-- BEGIN Materials provided --
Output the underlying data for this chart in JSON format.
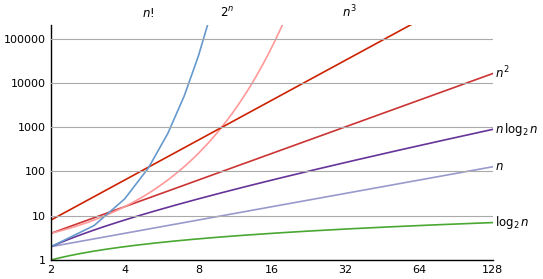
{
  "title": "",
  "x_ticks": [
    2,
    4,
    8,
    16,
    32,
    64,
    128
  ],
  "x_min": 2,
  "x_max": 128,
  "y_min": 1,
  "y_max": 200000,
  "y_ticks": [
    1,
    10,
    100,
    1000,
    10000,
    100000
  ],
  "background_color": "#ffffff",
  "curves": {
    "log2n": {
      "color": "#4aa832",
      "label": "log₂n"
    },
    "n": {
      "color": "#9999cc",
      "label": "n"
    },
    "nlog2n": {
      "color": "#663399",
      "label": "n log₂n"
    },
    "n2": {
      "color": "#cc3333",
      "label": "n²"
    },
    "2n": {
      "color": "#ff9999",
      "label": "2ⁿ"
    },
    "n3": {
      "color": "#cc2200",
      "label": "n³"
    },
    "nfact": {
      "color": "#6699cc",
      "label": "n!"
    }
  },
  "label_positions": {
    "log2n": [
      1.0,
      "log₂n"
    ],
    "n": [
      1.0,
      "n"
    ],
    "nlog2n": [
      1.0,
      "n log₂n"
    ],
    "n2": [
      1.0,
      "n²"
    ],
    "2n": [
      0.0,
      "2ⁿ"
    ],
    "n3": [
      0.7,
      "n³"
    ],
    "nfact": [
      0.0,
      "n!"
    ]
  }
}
-- END Materials provided --
-- BEGIN Materials provided --
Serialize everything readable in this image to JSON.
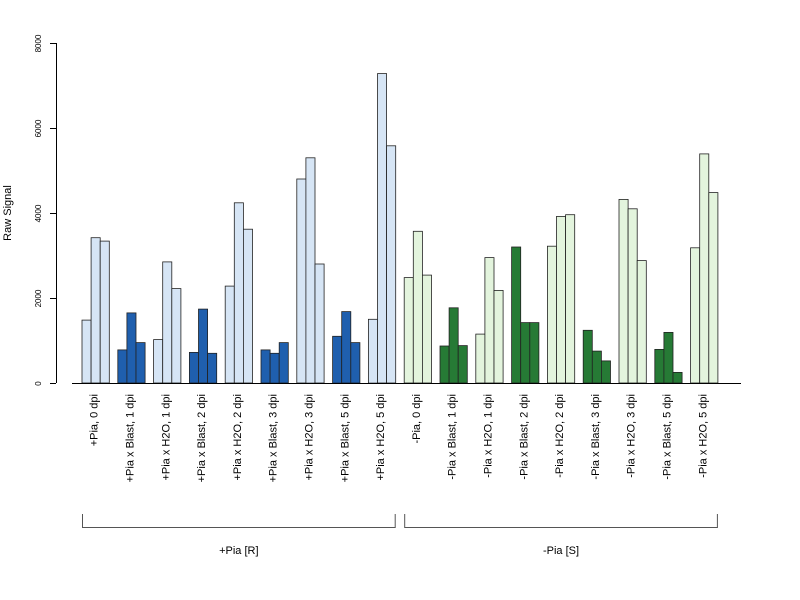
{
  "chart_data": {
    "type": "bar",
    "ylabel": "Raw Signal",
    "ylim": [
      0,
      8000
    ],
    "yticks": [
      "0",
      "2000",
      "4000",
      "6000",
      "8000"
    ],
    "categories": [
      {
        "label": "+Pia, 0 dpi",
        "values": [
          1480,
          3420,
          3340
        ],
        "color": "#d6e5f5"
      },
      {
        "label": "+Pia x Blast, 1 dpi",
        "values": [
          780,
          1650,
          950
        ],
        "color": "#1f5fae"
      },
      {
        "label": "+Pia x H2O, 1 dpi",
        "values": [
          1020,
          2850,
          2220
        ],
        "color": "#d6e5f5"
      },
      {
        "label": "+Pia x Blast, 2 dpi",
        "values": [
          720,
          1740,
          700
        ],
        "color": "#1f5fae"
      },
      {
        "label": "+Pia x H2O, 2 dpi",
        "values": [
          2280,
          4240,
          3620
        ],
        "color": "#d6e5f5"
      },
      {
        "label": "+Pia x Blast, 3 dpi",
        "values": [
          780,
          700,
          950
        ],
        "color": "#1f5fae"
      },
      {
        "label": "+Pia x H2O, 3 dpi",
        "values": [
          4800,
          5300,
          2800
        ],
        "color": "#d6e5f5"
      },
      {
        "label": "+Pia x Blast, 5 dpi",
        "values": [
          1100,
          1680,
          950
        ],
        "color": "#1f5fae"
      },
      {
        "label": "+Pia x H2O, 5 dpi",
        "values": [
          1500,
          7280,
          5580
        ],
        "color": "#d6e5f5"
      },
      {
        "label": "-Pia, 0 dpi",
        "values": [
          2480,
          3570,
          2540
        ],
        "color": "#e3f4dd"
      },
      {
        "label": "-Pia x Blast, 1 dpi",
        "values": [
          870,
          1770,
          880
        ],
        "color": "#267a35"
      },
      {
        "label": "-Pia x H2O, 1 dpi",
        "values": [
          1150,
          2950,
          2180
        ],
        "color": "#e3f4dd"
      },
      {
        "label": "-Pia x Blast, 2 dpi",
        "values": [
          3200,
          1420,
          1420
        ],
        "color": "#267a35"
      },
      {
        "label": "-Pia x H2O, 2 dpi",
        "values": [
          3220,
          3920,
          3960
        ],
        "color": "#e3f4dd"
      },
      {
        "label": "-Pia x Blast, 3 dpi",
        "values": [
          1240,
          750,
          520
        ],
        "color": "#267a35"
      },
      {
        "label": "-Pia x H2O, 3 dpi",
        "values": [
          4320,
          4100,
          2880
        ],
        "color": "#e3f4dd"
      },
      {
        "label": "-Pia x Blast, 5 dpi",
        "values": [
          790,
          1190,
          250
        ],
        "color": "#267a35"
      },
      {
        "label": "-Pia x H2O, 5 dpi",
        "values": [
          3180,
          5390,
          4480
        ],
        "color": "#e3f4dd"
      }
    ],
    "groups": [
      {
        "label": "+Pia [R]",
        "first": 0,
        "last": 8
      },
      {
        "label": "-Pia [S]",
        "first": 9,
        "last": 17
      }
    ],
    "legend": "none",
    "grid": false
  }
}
-- END Materials provided --
-- BEGIN Materials provided --
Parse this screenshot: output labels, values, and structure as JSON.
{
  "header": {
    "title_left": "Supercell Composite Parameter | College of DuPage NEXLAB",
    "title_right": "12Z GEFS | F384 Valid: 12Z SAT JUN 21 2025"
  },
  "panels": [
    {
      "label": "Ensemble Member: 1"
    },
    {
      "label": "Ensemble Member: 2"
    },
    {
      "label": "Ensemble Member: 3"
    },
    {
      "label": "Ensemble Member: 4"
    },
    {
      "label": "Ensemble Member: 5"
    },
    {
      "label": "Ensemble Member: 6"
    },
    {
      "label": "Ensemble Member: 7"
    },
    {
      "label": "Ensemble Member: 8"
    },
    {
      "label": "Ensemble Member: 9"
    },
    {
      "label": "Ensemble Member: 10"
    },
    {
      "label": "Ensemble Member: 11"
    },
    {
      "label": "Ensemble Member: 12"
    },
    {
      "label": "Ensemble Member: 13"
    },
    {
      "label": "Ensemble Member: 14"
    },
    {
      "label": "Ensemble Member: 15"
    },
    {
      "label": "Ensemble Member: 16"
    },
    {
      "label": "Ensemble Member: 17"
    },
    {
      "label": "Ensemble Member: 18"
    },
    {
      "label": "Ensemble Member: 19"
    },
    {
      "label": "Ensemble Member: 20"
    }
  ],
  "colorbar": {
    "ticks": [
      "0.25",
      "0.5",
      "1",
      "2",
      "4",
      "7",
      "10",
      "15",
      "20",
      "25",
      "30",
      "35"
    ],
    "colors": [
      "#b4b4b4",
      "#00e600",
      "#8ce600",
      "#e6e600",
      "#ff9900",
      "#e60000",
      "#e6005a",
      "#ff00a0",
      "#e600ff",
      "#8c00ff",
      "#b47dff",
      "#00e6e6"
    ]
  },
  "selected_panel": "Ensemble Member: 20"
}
-- END Materials provided --
## Task description
Which lines include the word "log₂n"? Copy every one of them.

## Full response
      "label": "log₂n"
      "label": "n log₂n"
      "log₂n"
      "n log₂n"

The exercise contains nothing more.